***** DATASET RECORDS

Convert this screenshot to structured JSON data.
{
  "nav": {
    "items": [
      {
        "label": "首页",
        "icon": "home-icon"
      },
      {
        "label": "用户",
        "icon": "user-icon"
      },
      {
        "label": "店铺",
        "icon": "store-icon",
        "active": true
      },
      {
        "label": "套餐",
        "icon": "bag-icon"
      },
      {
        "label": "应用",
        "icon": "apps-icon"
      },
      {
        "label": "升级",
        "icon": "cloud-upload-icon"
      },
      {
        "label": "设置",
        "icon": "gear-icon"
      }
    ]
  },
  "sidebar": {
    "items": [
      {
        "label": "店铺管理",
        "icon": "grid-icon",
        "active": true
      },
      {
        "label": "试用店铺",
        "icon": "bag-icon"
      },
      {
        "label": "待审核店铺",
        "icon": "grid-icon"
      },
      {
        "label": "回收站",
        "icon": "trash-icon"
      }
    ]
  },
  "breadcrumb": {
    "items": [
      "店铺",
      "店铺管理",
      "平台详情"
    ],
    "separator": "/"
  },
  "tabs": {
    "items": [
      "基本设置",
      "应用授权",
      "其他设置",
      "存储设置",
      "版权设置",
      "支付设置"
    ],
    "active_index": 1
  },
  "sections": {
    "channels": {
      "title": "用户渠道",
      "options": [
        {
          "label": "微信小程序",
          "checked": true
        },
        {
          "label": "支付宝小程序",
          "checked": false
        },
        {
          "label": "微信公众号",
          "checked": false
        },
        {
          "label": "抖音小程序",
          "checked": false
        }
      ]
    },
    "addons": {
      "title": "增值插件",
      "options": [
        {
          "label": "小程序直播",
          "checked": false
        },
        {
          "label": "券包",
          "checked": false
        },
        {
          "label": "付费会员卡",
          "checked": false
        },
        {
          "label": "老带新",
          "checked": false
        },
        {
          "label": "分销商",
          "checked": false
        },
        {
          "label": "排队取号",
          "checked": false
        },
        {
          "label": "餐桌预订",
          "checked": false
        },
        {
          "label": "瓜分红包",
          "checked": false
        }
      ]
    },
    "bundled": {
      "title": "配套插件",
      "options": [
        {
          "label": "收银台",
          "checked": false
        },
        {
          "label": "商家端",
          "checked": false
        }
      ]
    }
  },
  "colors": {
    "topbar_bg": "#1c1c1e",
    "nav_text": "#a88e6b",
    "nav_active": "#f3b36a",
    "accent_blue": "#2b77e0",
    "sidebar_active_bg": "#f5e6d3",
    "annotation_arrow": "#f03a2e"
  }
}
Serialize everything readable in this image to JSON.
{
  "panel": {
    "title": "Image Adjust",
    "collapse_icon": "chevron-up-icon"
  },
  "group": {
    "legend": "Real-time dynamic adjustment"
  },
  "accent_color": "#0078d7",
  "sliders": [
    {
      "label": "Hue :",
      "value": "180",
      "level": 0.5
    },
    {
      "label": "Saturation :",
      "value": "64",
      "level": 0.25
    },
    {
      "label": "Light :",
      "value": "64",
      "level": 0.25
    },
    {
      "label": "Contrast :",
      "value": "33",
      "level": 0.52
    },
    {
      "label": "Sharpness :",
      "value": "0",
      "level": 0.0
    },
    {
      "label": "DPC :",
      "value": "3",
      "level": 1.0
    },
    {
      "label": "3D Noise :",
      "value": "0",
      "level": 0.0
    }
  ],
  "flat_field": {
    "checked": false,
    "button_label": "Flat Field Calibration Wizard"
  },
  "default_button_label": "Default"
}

**********

- DO THIS
Extract from the material all lines containing the string "icon".

- TASK RESULT
        "icon": "home-icon"
        "icon": "user-icon"
        "icon": "store-icon",
        "icon": "bag-icon"
        "icon": "apps-icon"
        "icon": "cloud-upload-icon"
        "icon": "gear-icon"
        "icon": "grid-icon",
        "icon": "bag-icon"
        "icon": "grid-icon"
        "icon": "trash-icon"
    "collapse_icon": "chevron-up-icon"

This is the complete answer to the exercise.